-- start --

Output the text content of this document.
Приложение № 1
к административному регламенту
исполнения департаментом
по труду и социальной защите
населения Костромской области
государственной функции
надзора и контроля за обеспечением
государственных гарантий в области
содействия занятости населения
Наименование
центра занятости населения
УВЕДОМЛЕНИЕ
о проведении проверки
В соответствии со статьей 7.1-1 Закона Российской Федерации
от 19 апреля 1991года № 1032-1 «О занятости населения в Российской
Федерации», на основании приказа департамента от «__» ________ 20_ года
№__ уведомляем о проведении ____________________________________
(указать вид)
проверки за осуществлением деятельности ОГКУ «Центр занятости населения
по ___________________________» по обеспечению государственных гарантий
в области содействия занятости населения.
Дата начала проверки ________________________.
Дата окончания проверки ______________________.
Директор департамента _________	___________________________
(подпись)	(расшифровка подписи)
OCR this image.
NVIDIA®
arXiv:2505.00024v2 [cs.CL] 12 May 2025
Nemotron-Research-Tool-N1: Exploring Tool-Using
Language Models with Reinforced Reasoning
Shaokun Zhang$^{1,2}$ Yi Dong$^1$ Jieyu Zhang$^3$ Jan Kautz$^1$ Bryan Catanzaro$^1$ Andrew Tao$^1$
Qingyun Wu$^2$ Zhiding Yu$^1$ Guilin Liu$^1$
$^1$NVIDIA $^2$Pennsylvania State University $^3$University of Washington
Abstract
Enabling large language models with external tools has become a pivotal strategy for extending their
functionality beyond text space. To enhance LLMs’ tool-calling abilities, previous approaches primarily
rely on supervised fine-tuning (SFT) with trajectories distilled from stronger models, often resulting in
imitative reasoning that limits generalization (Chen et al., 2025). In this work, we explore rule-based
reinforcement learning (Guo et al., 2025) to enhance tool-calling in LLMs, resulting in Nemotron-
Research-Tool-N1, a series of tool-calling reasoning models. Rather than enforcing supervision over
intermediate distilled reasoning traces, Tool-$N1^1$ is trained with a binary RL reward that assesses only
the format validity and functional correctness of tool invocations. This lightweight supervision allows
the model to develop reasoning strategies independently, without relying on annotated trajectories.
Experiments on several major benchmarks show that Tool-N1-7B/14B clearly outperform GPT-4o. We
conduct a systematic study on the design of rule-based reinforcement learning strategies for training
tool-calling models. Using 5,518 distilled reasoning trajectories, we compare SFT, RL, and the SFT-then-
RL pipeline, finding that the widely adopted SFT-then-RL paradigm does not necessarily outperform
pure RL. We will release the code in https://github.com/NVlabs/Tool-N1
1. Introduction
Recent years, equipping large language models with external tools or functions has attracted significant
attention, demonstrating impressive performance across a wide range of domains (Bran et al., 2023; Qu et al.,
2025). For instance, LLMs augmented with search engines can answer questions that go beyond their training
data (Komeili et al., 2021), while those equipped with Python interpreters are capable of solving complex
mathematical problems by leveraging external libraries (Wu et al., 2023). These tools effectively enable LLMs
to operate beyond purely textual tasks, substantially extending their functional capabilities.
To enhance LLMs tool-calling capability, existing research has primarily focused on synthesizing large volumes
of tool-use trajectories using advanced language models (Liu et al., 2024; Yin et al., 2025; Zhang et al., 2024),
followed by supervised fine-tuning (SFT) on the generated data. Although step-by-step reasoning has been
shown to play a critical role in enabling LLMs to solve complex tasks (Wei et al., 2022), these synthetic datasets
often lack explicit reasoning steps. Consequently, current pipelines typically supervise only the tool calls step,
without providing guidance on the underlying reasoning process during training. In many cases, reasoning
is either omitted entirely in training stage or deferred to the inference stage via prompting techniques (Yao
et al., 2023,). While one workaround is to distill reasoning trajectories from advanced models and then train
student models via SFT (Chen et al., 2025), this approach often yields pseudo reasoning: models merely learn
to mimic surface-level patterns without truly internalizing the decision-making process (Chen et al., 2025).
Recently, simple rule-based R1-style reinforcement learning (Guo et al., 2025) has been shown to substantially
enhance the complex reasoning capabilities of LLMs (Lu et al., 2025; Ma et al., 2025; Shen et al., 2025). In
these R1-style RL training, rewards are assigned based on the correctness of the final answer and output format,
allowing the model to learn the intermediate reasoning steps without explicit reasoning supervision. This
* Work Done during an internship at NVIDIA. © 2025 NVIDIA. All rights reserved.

-- end --

Transcribe the data. Leave every line exactly as it is.

__THE COMPLETED TASK__.
Output the text content of this document.
Приложение № 1
к административному регламенту
исполнения департаментом
по труду и социальной защите
населения Костромской области
государственной функции
надзора и контроля за обеспечением
государственных гарантий в области
содействия занятости населения
Наименование
центра занятости населения
УВЕДОМЛЕНИЕ
о проведении проверки
В соответствии со статьей 7.1-1 Закона Российской Федерации
от 19 апреля 1991года № 1032-1 «О занятости населения в Российской
Федерации», на основании приказа департамента от «__» ________ 20_ года
№__ уведомляем о проведении ____________________________________
(указать вид)
проверки за осуществлением деятельности ОГКУ «Центр занятости населения
по ___________________________» по обеспечению государственных гарантий
в области содействия занятости населения.
Дата начала проверки ________________________.
Дата окончания проверки ______________________.
Директор департамента _________	___________________________
(подпись)	(расшифровка подписи)
OCR this image.
NVIDIA®
arXiv:2505.00024v2 [cs.CL] 12 May 2025
Nemotron-Research-Tool-N1: Exploring Tool-Using
Language Models with Reinforced Reasoning
Shaokun Zhang$^{1,2}$ Yi Dong$^1$ Jieyu Zhang$^3$ Jan Kautz$^1$ Bryan Catanzaro$^1$ Andrew Tao$^1$
Qingyun Wu$^2$ Zhiding Yu$^1$ Guilin Liu$^1$
$^1$NVIDIA $^2$Pennsylvania State University $^3$University of Washington
Abstract
Enabling large language models with external tools has become a pivotal strategy for extending their
functionality beyond text space. To enhance LLMs’ tool-calling abilities, previous approaches primarily
rely on supervised fine-tuning (SFT) with trajectories distilled from stronger models, often resulting in
imitative reasoning that limits generalization (Chen et al., 2025). In this work, we explore rule-based
reinforcement learning (Guo et al., 2025) to enhance tool-calling in LLMs, resulting in Nemotron-
Research-Tool-N1, a series of tool-calling reasoning models. Rather than enforcing supervision over
intermediate distilled reasoning traces, Tool-$N1^1$ is trained with a binary RL reward that assesses only
the format validity and functional correctness of tool invocations. This lightweight supervision allows
the model to develop reasoning strategies independently, without relying on annotated trajectories.
Experiments on several major benchmarks show that Tool-N1-7B/14B clearly outperform GPT-4o. We
conduct a systematic study on the design of rule-based reinforcement learning strategies for training
tool-calling models. Using 5,518 distilled reasoning trajectories, we compare SFT, RL, and the SFT-then-
RL pipeline, finding that the widely adopted SFT-then-RL paradigm does not necessarily outperform
pure RL. We will release the code in https://github.com/NVlabs/Tool-N1
1. Introduction
Recent years, equipping large language models with external tools or functions has attracted significant
attention, demonstrating impressive performance across a wide range of domains (Bran et al., 2023; Qu et al.,
2025). For instance, LLMs augmented with search engines can answer questions that go beyond their training
data (Komeili et al., 2021), while those equipped with Python interpreters are capable of solving complex
mathematical problems by leveraging external libraries (Wu et al., 2023). These tools effectively enable LLMs
to operate beyond purely textual tasks, substantially extending their functional capabilities.
To enhance LLMs tool-calling capability, existing research has primarily focused on synthesizing large volumes
of tool-use trajectories using advanced language models (Liu et al., 2024; Yin et al., 2025; Zhang et al., 2024),
followed by supervised fine-tuning (SFT) on the generated data. Although step-by-step reasoning has been
shown to play a critical role in enabling LLMs to solve complex tasks (Wei et al., 2022), these synthetic datasets
often lack explicit reasoning steps. Consequently, current pipelines typically supervise only the tool calls step,
without providing guidance on the underlying reasoning process during training. In many cases, reasoning
is either omitted entirely in training stage or deferred to the inference stage via prompting techniques (Yao
et al., 2023,). While one workaround is to distill reasoning trajectories from advanced models and then train
student models via SFT (Chen et al., 2025), this approach often yields pseudo reasoning: models merely learn
to mimic surface-level patterns without truly internalizing the decision-making process (Chen et al., 2025).
Recently, simple rule-based R1-style reinforcement learning (Guo et al., 2025) has been shown to substantially
enhance the complex reasoning capabilities of LLMs (Lu et al., 2025; Ma et al., 2025; Shen et al., 2025). In
these R1-style RL training, rewards are assigned based on the correctness of the final answer and output format,
allowing the model to learn the intermediate reasoning steps without explicit reasoning supervision. This
* Work Done during an internship at NVIDIA. © 2025 NVIDIA. All rights reserved.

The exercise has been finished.